---------- Entries shown ----------

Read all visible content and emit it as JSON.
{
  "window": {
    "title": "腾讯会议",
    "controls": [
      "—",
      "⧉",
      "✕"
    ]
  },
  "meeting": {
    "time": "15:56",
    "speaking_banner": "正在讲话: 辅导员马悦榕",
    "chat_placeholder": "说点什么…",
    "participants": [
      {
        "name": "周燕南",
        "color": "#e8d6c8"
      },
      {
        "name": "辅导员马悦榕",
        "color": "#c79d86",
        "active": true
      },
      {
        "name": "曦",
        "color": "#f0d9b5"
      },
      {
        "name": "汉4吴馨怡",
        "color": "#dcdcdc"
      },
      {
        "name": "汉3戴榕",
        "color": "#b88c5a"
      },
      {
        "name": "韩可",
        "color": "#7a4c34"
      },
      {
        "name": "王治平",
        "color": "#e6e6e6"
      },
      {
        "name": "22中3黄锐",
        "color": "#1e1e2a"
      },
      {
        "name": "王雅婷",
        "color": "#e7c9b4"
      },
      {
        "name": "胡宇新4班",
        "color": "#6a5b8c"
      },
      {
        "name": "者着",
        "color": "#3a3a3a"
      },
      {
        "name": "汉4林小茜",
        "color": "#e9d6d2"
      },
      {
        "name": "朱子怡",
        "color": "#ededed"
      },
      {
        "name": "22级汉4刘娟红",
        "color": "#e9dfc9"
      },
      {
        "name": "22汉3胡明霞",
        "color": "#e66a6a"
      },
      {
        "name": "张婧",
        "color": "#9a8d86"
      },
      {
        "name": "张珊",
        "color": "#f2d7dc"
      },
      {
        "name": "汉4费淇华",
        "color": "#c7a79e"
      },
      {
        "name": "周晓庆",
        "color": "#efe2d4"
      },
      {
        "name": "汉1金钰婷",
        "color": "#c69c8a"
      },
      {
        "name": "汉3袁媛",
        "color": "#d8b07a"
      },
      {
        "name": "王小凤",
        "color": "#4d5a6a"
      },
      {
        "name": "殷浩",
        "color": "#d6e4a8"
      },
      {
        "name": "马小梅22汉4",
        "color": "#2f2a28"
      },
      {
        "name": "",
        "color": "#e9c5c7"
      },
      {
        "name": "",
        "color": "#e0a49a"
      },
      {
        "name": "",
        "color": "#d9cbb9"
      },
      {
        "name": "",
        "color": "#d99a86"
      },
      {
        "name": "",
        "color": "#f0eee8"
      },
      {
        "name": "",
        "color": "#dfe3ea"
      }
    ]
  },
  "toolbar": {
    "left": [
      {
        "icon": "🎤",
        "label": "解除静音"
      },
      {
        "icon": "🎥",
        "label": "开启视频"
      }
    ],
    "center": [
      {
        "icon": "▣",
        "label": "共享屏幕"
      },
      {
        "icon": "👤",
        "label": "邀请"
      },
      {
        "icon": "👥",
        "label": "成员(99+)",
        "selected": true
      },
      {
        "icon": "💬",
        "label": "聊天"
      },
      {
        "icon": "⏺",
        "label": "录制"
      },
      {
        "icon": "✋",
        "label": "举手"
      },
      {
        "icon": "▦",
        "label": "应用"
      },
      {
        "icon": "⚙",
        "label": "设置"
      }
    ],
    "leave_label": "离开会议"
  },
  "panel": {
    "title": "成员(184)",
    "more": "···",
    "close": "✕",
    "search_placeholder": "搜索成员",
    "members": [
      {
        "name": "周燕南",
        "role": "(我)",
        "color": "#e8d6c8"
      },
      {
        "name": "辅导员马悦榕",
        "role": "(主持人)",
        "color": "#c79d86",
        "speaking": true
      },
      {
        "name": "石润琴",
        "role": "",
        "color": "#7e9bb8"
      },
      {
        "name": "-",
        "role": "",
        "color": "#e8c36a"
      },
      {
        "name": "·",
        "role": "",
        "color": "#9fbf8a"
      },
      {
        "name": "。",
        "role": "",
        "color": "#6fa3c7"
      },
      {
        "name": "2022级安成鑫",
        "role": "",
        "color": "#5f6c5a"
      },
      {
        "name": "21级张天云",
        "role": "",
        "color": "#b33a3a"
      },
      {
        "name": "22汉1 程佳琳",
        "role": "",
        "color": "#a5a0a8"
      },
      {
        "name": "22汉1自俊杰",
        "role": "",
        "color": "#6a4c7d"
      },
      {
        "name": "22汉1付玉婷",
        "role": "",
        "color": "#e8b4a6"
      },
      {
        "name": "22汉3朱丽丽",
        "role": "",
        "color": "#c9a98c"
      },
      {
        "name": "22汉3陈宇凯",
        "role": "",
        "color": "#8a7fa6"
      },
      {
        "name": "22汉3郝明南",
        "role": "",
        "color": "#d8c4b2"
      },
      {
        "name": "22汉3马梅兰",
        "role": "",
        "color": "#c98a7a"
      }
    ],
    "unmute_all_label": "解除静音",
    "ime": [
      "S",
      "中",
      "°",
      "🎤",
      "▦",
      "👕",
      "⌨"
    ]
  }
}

----------

Report how many lines in the records above contain the word "true", giving only the number.

The output: 3